**What needs to be done**
Within the material below, locate the line with "Give me the" and the line with "Serialize everything readable", then return those two lines and all lines between them, exactly as written.

**Available records**
--- START ---
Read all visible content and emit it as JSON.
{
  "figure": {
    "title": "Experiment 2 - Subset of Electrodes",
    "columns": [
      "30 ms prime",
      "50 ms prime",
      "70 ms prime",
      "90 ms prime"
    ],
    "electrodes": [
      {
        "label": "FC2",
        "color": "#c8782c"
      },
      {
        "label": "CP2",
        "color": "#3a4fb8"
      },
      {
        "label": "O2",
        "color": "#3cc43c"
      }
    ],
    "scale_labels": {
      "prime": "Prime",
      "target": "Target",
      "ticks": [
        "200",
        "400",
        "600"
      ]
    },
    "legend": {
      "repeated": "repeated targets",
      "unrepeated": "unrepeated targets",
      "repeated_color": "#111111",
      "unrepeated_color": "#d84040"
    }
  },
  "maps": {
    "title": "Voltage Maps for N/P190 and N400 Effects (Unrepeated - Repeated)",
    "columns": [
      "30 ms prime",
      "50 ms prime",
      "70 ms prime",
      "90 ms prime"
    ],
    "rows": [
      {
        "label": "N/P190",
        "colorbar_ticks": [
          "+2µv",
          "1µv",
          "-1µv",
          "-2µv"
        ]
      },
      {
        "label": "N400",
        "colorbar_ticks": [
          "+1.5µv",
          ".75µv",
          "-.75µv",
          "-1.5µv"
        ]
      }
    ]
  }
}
--- END ---
--- START ---
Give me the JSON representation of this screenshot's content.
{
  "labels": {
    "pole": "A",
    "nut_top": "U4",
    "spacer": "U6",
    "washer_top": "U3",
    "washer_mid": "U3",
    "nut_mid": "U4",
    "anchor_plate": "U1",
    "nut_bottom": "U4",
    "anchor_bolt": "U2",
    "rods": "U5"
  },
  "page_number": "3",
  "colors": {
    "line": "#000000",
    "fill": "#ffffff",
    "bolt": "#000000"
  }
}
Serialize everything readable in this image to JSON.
--- END ---
--- START ---
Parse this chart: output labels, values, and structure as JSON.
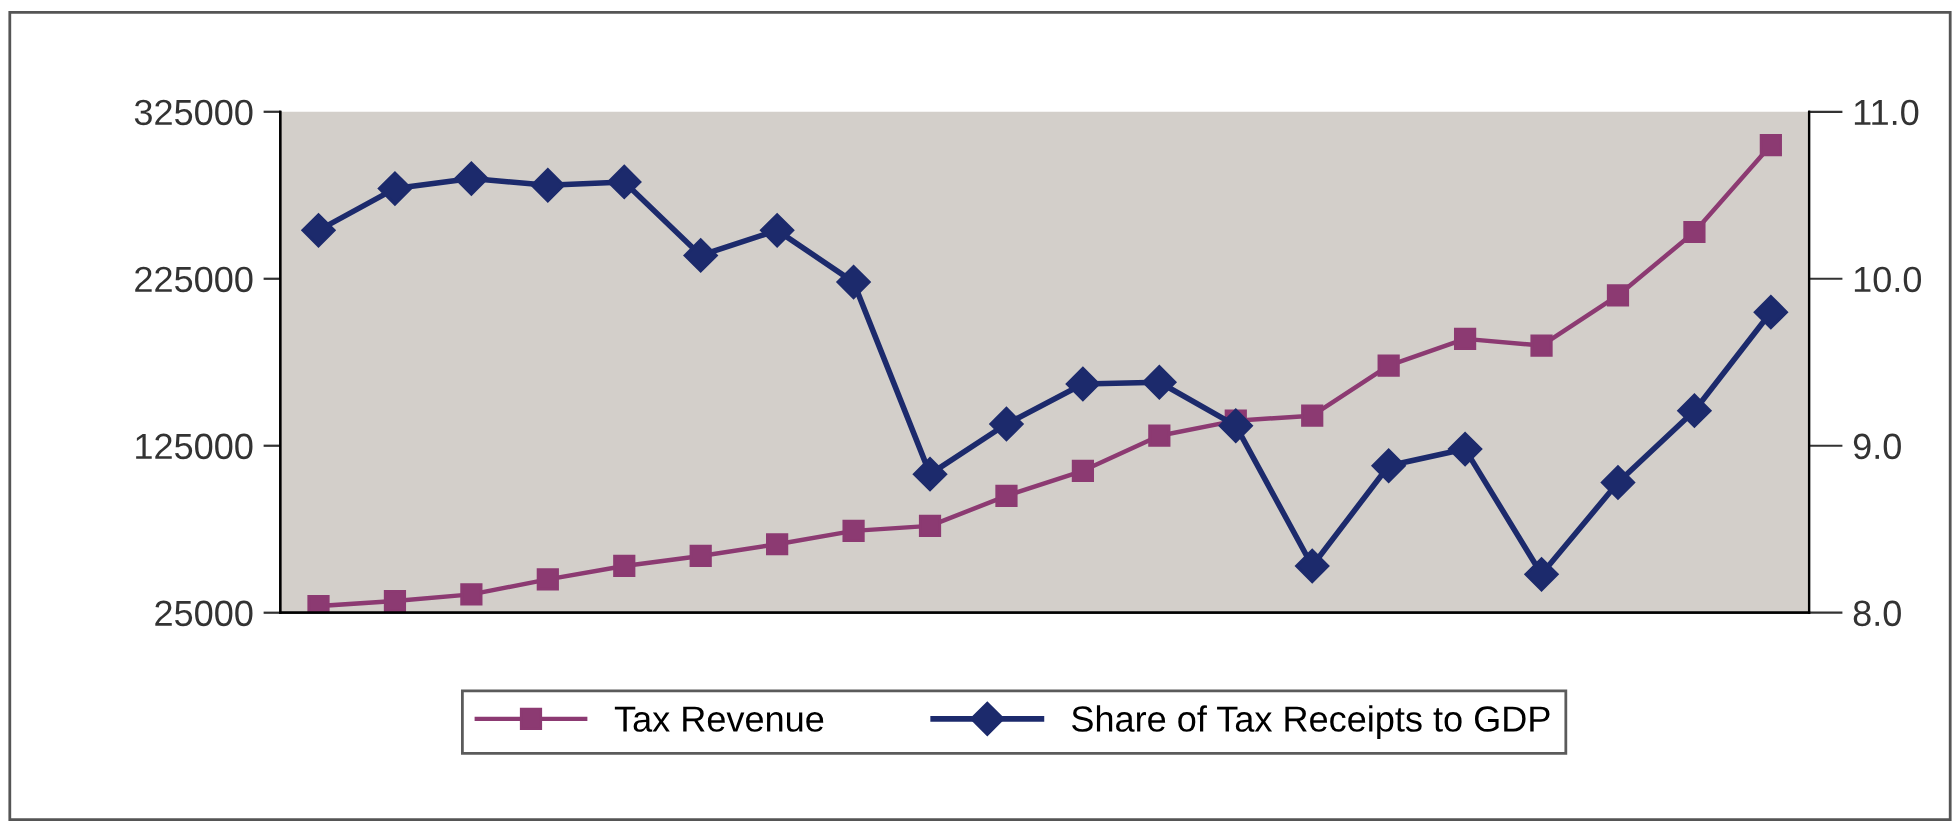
--- END ---
**Exercise result**
Give me the JSON representation of this screenshot's content.
{
  "labels": {
    "pole": "A",
    "nut_top": "U4",
    "spacer": "U6",
    "washer_top": "U3",
    "washer_mid": "U3",
    "nut_mid": "U4",
    "anchor_plate": "U1",
    "nut_bottom": "U4",
    "anchor_bolt": "U2",
    "rods": "U5"
  },
  "page_number": "3",
  "colors": {
    "line": "#000000",
    "fill": "#ffffff",
    "bolt": "#000000"
  }
}
Serialize everything readable in this image to JSON.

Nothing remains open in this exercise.